● **PROBLEM TO WORK ON**: From the material below, list every line containing "text".

● **DATASET CONTENT**:
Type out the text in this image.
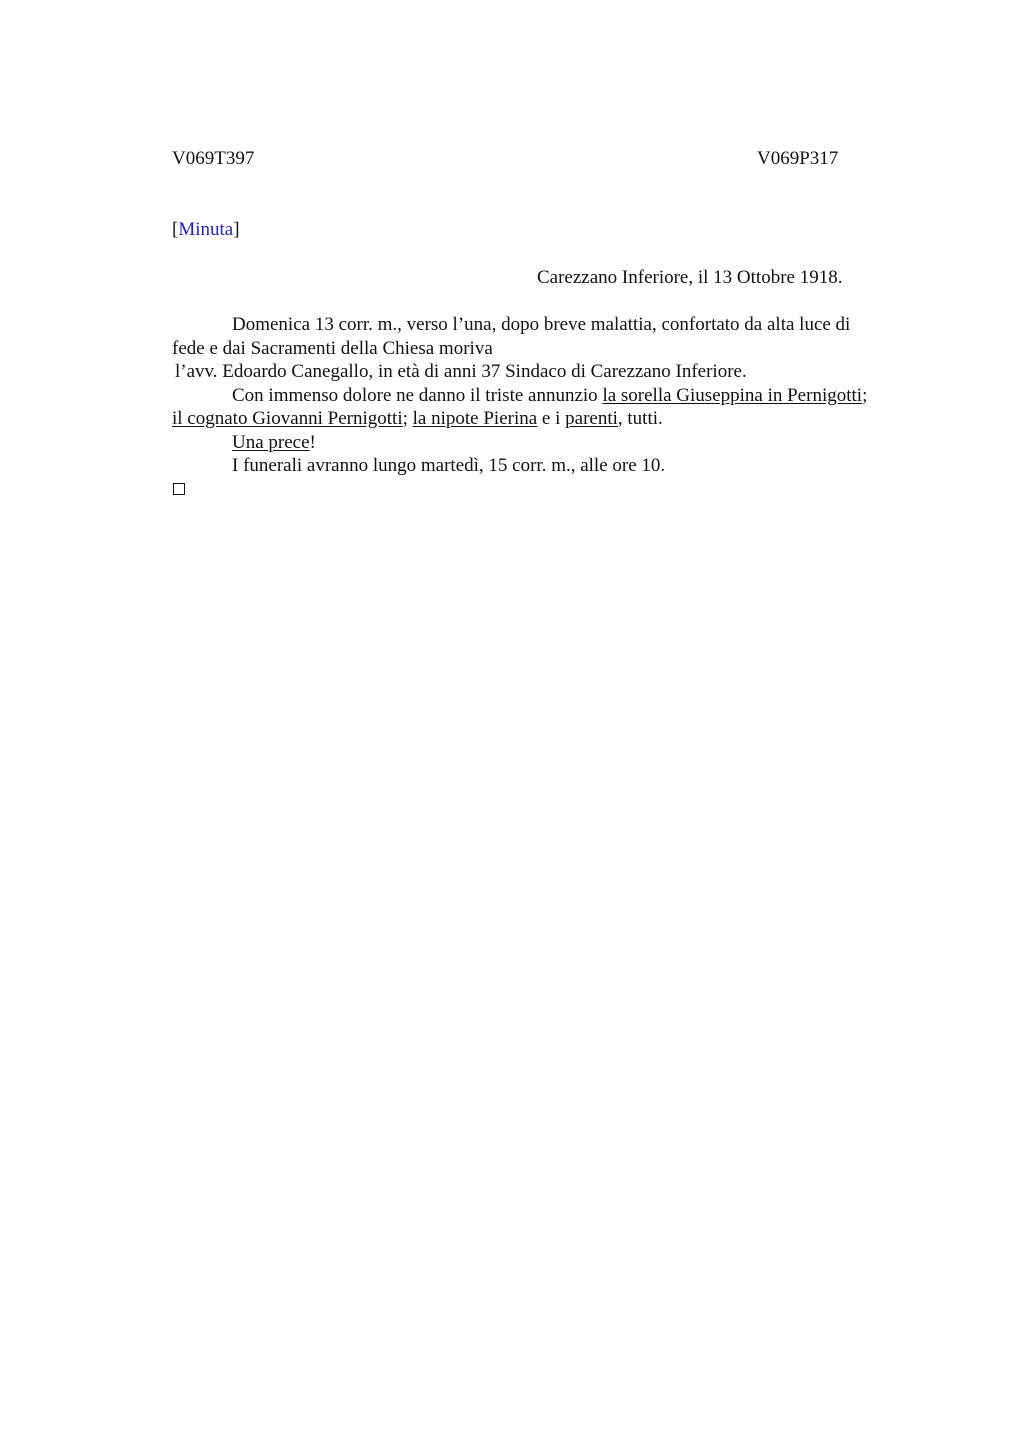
V069T397	V069P317
[Minuta]
Carezzano Inferiore, il 13 Ottobre 1918.
Domenica 13 corr. m., verso l’una, dopo breve malattia, confortato da alta luce di
fede e dai Sacramenti della Chiesa moriva
l’avv. Edoardo Canegallo, in età di anni 37 Sindaco di Carezzano Inferiore.
Con immenso dolore ne danno il triste annunzio la sorella Giuseppina in Pernigotti;
il cognato Giovanni Pernigotti; la nipote Pierina e i parenti, tutti.
Una prece!
I funerali avranno lungo martedì, 15 corr. m., alle ore 10.
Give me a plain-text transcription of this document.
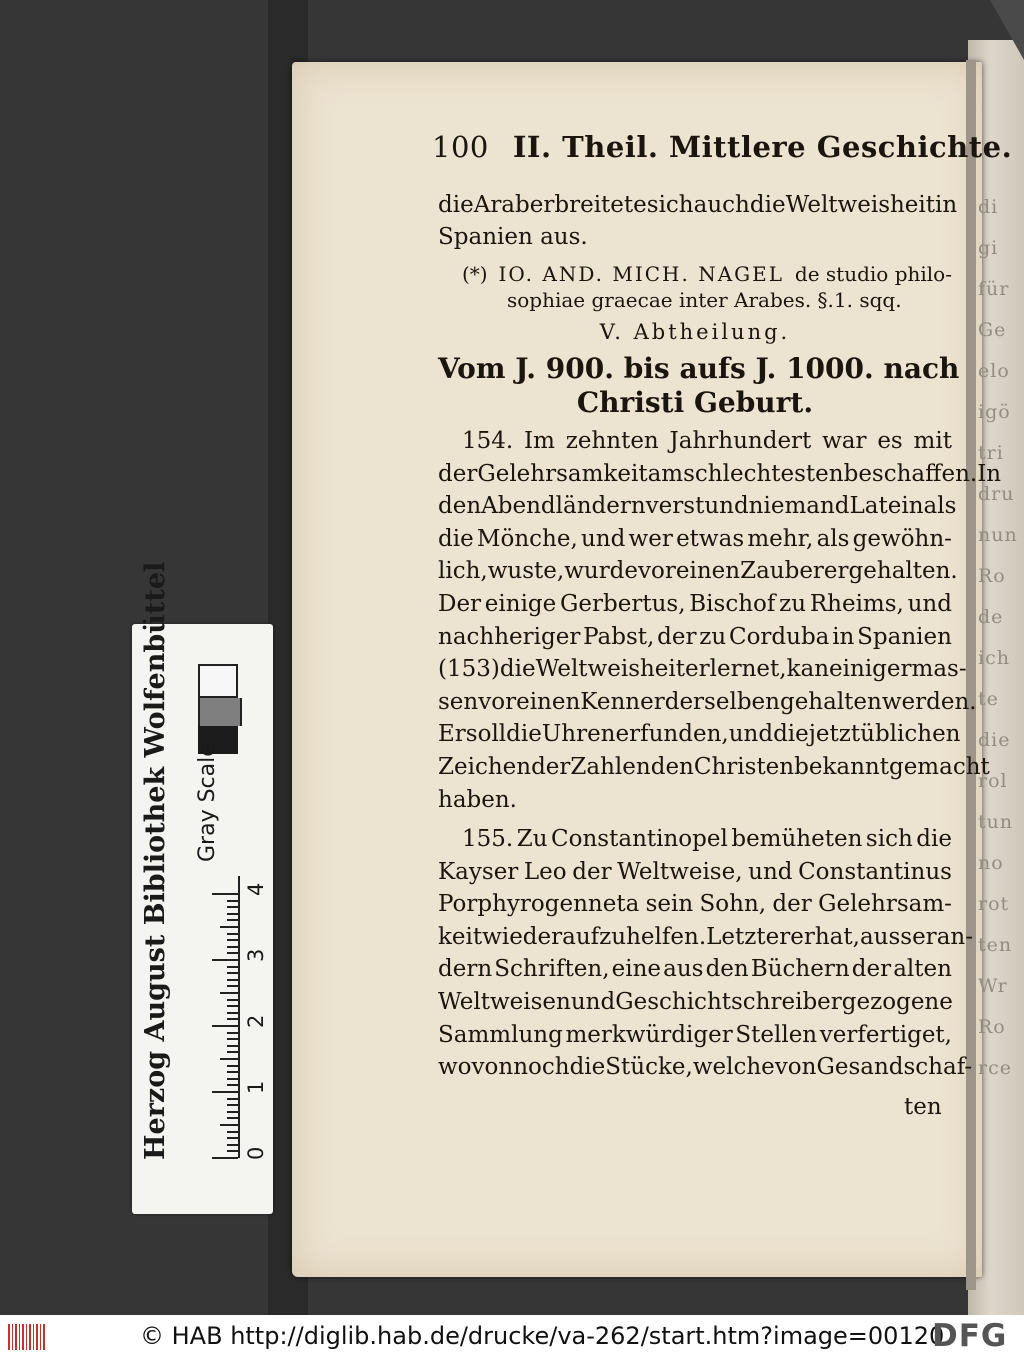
di
gi
für
Ge
elo
igö
tri
dru
nun
Ro
de
ich
te
die
rol
tun
no
rot
ten
Wr
Ro
rce
100 II. Theil. Mittlere Geschichte.
die Araber breitete sich auch die Weltweisheit in
Spanien aus.
(*) IO. AND. MICH. NAGEL de studio philo-
sophiae graecae inter Arabes. §.1. sqq.
V. Abtheilung.
Vom J. 900. bis aufs J. 1000. nach
Christi Geburt.
154. Im zehnten Jahrhundert war es mit
der Gelehrsamkeit am schlechtesten beschaffen. In
den Abendländern verstund niemand Latein als
die Mönche, und wer etwas mehr, als gewöhn-
lich, wuste, wurde vor einen Zauberer gehalten.
Der einige Gerbertus, Bischof zu Rheims, und
nachheriger Pabst, der zu Corduba in Spanien
(153) die Weltweisheit erlernet, kan einiger mas-
sen vor einen Kenner derselben gehalten werden.
Er soll die Uhren erfunden, und die jetzt üblichen
Zeichen der Zahlen den Christen bekannt gemacht
haben.
155. Zu Constantinopel bemüheten sich die
Kayser Leo der Weltweise, und Constantinus
Porphyrogenneta sein Sohn, der Gelehrsam-
keit wieder aufzuhelfen. Letzterer hat, ausser an-
dern Schriften, eine aus den Büchern der alten
Weltweisen und Geschichtschreiber gezogene
Sammlung merkwürdiger Stellen verfertiget,
wovon noch die Stücke, welche von Gesandschaf-
ten
Herzog August Bibliothek Wolfenbüttel Gray Scale
0
1
2
3
4
© HAB http://diglib.hab.de/drucke/va-262/start.htm?image=00120
DFG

● **THE RESPONSE**:
Type out the text in this image.
Give me a plain-text transcription of this document.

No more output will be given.